__Exercise__.
Find every line in the records below that holds the word "рубки", and copy it out.
● ● ●
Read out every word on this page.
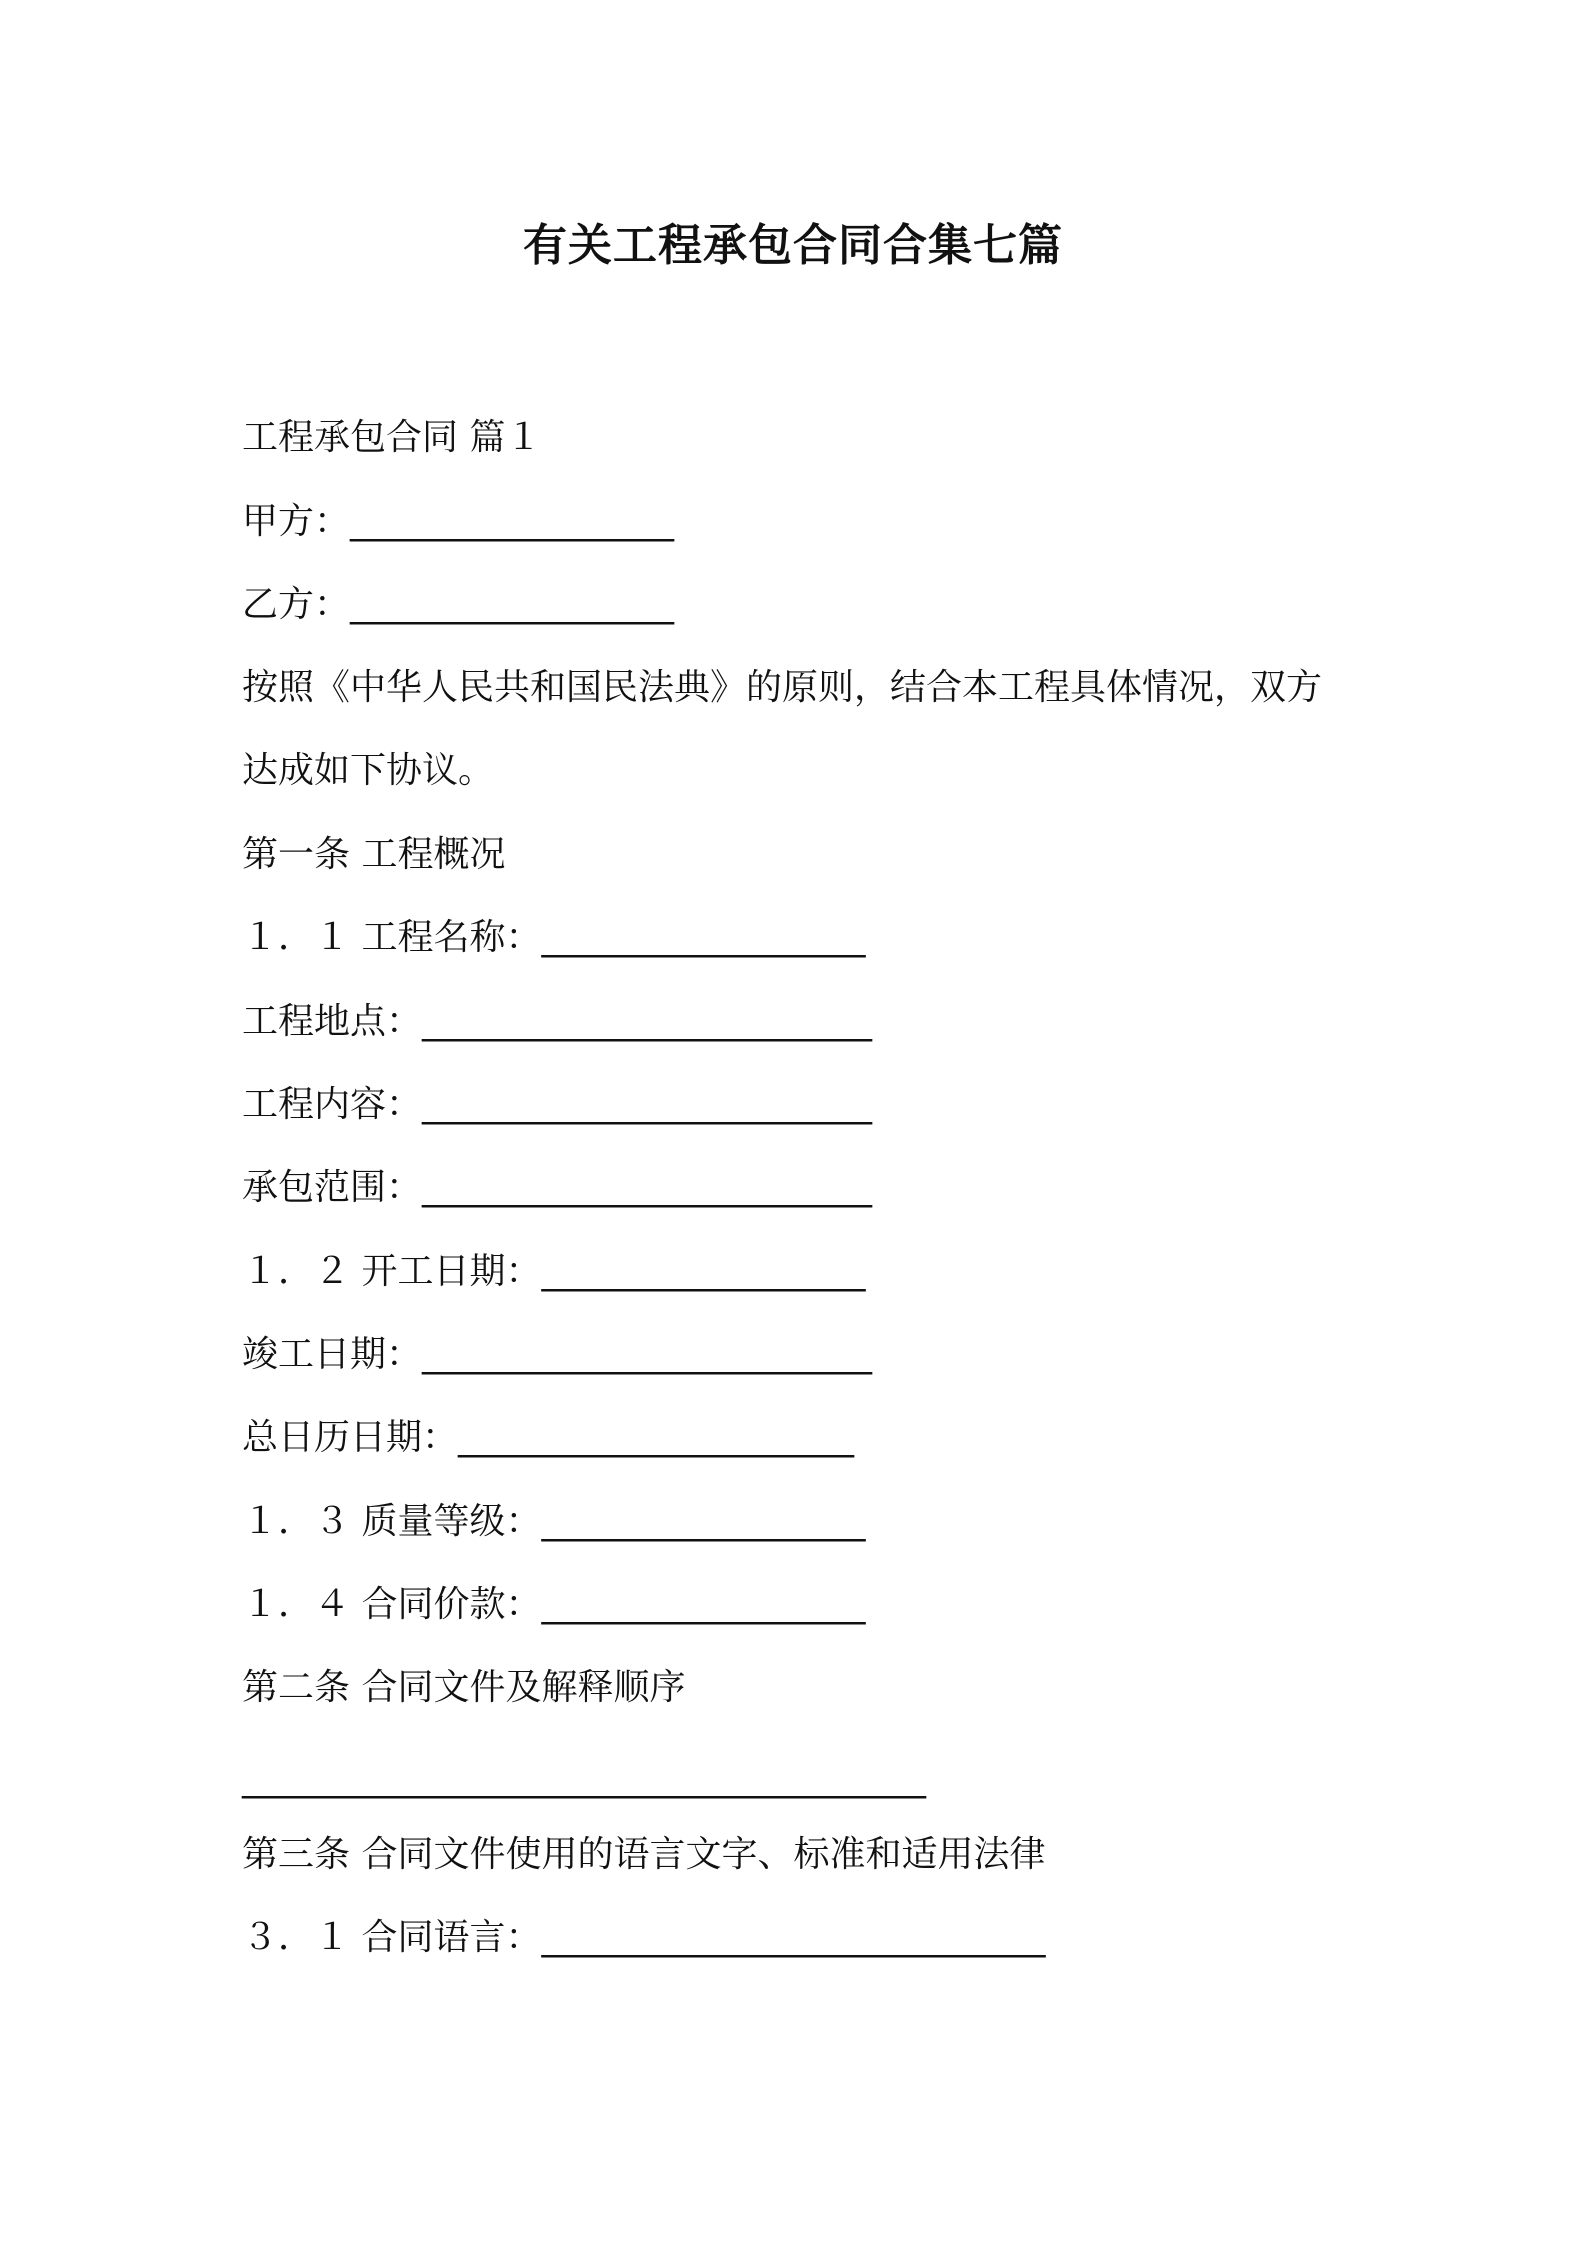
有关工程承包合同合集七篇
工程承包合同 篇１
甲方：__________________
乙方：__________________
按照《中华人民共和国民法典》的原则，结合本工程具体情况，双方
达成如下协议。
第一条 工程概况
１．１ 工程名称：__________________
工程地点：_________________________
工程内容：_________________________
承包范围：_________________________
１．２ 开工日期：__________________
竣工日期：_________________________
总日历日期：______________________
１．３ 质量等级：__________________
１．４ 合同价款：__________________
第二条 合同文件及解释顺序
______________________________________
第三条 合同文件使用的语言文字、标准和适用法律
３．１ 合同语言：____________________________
● ● ●
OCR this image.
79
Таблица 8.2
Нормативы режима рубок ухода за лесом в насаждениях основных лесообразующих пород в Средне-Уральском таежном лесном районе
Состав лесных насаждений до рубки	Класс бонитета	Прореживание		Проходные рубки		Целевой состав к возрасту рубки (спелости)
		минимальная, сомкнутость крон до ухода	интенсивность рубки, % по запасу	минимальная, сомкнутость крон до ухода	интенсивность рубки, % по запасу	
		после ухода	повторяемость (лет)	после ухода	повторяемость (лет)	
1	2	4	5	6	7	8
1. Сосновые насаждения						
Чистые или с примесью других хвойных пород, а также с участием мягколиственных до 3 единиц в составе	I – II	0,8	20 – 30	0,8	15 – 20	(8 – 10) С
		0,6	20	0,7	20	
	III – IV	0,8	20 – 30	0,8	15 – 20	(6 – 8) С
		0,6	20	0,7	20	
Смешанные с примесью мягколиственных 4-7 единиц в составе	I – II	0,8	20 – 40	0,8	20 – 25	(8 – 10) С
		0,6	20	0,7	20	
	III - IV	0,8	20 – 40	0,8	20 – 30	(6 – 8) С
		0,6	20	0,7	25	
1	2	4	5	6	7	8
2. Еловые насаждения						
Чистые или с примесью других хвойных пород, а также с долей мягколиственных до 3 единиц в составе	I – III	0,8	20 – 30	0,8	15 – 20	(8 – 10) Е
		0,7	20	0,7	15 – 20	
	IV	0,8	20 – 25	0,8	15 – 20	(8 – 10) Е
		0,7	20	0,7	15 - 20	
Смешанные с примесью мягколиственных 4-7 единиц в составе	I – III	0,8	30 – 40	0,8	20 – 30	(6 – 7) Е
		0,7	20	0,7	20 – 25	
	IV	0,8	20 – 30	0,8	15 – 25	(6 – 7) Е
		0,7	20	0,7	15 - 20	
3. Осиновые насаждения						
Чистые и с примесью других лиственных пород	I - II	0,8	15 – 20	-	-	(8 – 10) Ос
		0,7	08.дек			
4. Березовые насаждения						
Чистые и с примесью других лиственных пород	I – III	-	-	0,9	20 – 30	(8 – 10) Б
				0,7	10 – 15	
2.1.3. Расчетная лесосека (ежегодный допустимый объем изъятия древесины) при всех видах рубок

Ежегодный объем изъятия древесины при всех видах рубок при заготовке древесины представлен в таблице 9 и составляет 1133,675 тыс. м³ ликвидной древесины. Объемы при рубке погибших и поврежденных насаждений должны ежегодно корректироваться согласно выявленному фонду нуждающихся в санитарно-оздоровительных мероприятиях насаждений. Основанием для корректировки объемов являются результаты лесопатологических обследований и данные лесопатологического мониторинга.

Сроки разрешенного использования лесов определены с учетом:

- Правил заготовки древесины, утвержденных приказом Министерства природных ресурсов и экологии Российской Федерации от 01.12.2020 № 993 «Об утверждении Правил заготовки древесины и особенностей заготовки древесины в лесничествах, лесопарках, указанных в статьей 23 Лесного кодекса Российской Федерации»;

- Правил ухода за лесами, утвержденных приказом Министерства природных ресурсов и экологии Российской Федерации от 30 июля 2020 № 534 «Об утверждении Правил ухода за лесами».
● ● ●
__The answer__.
Состав лесных насаждений до рубки	Класс бонитета	Прореживание		Проходные рубки		Целевой состав к возрасту рубки (спелости)
		минимальная, сомкнутость крон до ухода	интенсивность рубки, % по запасу	минимальная, сомкнутость крон до ухода	интенсивность рубки, % по запасу	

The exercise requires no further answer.